WHAT THE EXERCISE ASKS
Filter the records below and copy every line containing the word "time".

[start]

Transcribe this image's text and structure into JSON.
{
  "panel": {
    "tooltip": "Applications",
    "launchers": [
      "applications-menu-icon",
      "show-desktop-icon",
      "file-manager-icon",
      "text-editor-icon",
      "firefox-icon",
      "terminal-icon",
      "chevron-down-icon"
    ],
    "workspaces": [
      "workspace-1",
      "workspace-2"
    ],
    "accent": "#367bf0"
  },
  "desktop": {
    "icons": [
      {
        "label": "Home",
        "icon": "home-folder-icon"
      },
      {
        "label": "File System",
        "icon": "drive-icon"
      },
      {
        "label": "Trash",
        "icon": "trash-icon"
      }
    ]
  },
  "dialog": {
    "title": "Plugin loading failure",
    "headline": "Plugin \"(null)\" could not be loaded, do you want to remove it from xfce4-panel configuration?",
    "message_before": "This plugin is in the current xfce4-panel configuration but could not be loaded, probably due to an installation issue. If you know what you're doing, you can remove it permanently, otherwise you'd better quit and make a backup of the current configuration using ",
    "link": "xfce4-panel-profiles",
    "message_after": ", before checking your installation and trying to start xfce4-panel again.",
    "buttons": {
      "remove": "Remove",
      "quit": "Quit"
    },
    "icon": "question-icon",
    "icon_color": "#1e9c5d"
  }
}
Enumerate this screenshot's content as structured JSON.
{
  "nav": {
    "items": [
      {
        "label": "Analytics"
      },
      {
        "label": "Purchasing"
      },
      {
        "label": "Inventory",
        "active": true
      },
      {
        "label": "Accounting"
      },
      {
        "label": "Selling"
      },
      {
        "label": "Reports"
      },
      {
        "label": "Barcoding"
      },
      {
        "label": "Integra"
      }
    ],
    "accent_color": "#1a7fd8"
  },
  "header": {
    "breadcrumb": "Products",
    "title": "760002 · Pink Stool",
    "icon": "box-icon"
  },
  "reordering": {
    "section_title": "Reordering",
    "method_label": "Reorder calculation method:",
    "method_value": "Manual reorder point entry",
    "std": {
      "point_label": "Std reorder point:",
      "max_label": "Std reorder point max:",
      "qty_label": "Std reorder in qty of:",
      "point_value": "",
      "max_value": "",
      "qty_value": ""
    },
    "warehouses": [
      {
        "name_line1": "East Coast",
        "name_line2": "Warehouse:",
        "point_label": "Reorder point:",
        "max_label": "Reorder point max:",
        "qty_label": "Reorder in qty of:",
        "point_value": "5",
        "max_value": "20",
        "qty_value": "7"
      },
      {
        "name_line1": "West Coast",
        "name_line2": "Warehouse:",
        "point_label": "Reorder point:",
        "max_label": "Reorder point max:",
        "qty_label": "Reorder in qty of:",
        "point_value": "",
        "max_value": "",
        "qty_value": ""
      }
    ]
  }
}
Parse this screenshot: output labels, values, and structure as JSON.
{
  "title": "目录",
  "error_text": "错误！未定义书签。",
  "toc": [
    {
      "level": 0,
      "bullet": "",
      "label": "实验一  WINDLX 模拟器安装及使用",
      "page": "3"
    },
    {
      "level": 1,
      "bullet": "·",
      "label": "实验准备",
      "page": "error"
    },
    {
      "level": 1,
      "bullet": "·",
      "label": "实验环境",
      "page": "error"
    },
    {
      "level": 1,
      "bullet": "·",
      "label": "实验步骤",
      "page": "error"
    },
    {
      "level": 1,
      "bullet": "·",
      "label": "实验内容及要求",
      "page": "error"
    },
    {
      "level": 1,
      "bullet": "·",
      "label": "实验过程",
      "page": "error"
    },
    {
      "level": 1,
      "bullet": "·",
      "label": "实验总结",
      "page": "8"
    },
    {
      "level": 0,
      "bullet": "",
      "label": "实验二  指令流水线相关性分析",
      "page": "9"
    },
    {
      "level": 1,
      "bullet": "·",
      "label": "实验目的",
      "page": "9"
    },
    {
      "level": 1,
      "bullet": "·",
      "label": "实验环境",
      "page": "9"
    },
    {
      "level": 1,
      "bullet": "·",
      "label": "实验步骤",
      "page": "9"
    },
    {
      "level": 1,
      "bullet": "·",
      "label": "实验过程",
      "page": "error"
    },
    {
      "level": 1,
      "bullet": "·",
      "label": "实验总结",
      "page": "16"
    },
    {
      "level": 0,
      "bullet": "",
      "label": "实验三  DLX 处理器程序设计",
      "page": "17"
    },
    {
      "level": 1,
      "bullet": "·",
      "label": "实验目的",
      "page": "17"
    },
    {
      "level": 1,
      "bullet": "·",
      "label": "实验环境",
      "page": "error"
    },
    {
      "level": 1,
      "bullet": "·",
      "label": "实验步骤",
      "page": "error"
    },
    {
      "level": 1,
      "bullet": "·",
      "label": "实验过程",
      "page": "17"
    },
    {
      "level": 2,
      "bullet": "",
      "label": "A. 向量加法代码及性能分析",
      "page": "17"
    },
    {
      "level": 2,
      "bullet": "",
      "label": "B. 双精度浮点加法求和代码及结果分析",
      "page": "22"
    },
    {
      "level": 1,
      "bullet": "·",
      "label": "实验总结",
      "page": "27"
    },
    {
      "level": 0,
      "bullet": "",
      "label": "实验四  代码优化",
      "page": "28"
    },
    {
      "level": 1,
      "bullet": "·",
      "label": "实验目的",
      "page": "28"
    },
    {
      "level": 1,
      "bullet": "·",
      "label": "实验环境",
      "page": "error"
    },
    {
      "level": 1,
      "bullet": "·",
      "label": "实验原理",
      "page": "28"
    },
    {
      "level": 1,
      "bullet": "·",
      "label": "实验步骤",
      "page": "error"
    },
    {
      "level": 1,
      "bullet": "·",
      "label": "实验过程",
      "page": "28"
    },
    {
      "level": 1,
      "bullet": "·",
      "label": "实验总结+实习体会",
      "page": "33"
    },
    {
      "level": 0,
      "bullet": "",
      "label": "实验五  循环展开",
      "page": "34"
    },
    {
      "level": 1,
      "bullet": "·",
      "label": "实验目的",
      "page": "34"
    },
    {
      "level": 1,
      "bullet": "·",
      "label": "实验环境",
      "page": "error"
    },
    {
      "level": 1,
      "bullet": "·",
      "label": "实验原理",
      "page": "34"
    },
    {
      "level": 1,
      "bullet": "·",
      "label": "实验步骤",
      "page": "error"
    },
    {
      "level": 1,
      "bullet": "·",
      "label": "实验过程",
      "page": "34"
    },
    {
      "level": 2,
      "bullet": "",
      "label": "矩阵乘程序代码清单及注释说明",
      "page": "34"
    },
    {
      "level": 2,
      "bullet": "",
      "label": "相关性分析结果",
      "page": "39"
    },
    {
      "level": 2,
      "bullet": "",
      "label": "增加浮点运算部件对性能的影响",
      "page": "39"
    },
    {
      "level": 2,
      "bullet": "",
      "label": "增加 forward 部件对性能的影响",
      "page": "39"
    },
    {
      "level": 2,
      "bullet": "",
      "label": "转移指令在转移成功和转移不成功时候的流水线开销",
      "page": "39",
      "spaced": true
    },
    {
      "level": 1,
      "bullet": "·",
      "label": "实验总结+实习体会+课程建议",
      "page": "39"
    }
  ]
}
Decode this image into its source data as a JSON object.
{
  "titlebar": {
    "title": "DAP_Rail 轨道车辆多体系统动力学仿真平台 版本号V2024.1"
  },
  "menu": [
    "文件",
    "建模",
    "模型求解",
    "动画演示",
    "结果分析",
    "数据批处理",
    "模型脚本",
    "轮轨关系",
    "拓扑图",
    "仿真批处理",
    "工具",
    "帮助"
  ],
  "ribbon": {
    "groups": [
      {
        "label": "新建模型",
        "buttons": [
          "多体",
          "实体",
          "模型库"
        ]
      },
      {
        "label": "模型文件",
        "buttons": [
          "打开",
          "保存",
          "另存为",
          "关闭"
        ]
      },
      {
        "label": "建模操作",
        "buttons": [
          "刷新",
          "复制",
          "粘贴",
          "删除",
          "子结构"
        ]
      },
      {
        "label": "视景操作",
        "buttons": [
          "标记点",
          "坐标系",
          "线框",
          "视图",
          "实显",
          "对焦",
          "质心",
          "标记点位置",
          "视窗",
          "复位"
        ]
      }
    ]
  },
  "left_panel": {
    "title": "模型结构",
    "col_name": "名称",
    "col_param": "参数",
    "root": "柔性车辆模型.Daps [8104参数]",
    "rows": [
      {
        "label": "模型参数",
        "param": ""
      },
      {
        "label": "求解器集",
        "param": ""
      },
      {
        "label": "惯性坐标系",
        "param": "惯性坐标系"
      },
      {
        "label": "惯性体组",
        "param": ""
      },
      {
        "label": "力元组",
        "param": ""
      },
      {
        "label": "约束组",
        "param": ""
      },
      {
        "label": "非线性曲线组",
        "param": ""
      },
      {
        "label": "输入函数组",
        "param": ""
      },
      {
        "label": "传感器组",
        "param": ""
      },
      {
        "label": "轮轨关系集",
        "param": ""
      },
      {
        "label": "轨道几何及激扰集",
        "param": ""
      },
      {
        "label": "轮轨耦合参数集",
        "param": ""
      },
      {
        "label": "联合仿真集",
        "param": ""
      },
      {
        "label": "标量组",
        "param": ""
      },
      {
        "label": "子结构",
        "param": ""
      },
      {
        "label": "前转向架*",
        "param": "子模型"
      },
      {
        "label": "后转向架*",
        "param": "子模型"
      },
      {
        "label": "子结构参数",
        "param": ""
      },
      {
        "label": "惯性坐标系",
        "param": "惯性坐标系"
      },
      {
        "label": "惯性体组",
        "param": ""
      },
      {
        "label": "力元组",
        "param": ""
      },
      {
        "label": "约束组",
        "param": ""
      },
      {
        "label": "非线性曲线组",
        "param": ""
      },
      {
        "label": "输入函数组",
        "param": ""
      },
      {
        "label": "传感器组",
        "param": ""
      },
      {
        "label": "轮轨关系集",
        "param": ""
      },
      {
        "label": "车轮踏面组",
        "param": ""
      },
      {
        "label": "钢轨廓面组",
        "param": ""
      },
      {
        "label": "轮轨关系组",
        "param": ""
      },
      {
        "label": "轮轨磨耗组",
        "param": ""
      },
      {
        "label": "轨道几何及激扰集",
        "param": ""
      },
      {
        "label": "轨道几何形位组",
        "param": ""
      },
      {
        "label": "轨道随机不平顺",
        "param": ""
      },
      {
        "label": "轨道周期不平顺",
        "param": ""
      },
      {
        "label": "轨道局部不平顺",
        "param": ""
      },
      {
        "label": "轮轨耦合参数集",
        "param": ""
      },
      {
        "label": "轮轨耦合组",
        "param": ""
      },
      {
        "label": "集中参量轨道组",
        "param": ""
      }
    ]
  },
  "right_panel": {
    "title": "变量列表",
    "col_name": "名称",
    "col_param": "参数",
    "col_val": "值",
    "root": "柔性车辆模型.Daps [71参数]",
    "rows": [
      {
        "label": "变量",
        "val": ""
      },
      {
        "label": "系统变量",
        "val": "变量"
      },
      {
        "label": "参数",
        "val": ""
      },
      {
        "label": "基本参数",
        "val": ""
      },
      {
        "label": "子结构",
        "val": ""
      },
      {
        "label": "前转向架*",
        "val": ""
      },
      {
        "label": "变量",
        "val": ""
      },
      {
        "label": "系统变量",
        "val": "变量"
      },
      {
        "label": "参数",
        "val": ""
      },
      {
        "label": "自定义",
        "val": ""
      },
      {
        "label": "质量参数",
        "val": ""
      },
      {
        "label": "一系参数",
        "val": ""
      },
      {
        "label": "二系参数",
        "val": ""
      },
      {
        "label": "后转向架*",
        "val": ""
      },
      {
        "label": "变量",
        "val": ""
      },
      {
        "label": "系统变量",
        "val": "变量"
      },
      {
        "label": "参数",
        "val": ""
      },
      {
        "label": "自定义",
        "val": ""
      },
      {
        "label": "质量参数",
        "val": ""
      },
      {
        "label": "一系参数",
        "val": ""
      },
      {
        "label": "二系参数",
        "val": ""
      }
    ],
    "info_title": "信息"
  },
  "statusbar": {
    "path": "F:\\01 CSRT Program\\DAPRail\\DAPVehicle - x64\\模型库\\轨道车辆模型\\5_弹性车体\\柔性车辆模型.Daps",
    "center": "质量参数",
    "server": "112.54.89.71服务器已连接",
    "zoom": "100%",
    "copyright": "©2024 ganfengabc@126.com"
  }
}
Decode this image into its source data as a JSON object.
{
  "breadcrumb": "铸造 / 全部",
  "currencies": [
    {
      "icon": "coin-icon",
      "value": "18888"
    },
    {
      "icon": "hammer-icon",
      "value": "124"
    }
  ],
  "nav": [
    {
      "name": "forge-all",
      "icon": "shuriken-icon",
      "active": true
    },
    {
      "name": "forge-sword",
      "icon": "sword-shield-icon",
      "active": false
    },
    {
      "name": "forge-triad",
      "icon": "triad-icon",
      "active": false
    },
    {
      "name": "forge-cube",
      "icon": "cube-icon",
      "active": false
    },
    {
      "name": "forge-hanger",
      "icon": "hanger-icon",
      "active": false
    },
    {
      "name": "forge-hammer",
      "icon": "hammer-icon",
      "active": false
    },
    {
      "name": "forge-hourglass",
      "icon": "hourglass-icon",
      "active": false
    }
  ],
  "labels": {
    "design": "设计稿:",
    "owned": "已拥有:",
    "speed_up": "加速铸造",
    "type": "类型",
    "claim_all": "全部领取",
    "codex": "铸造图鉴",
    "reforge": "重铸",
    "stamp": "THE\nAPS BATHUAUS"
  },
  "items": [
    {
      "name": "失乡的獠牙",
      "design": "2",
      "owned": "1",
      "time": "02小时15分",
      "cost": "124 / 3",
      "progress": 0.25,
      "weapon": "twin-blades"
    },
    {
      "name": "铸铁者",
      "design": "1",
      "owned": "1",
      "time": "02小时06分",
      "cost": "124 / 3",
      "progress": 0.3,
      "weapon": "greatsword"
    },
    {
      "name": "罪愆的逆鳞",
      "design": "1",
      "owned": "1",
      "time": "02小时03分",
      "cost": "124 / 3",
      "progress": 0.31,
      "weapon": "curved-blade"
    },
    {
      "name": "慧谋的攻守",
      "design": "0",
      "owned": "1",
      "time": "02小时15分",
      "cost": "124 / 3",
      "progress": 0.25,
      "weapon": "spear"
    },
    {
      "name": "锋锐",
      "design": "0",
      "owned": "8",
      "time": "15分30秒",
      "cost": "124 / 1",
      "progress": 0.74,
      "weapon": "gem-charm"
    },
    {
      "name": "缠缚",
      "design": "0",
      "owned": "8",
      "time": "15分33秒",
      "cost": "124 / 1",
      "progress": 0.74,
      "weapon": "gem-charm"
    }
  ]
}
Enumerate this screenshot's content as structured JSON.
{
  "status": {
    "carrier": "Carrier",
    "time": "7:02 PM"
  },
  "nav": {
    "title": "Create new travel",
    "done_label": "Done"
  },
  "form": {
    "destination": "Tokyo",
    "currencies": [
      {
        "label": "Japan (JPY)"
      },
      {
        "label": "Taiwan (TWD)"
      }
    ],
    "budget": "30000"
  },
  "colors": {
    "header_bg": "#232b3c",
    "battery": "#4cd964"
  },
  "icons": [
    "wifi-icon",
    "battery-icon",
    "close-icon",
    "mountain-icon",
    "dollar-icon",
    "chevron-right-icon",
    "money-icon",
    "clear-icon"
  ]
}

[end]

RESPONSE BELOW
      "time": "02小时15分",
      "time": "02小时06分",
      "time": "02小时03分",
      "time": "02小时15分",
      "time": "15分30秒",
      "time": "15分33秒",
    "time": "7:02 PM"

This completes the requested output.